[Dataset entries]
^^^^^^^^

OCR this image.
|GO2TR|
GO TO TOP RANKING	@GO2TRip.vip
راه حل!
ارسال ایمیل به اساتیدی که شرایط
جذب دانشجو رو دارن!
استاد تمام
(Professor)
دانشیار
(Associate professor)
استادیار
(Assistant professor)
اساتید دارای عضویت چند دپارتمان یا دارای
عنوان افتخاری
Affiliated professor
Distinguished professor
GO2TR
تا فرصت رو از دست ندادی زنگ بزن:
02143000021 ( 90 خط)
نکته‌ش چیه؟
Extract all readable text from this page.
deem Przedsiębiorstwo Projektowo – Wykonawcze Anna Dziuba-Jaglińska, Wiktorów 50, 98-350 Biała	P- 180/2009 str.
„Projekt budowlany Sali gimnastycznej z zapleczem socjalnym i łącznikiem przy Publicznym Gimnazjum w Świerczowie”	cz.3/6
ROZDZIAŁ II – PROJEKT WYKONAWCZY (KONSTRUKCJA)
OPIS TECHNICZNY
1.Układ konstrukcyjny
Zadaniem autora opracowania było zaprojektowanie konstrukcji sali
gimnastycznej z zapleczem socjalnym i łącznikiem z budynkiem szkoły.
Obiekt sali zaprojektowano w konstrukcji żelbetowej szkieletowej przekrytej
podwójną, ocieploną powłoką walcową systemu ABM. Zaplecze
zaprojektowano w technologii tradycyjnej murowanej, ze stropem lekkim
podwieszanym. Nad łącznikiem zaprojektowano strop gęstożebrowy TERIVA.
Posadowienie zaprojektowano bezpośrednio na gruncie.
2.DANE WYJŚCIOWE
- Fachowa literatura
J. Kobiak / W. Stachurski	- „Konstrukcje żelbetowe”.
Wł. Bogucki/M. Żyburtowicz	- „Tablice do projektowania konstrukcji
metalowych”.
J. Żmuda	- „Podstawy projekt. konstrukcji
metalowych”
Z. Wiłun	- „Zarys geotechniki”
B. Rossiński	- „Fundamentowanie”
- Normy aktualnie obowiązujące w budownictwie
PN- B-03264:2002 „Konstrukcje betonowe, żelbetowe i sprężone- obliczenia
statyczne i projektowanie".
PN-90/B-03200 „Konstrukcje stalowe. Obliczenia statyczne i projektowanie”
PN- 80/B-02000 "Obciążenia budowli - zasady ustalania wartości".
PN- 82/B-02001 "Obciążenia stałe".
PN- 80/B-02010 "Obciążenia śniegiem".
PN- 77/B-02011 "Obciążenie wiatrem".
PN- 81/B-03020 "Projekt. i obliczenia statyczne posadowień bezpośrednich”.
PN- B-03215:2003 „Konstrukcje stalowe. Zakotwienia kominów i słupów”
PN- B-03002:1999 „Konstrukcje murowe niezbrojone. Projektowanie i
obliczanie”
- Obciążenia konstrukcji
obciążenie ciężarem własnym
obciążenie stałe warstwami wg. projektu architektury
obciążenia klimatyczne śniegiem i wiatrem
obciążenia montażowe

^^^^^^^^

(Problem to solve)
Identify the lines of the entries containing the string "łącznikiem". Copy each such line.

(Written solution)
„Projekt budowlany Sali gimnastycznej z zapleczem socjalnym i łącznikiem przy Publicznym Gimnazjum w Świerczowie”	cz.3/6
gimnastycznej z zapleczem socjalnym i łącznikiem z budynkiem szkoły.
podwieszanym. Nad łącznikiem zaprojektowano strop gęstożebrowy TERIVA.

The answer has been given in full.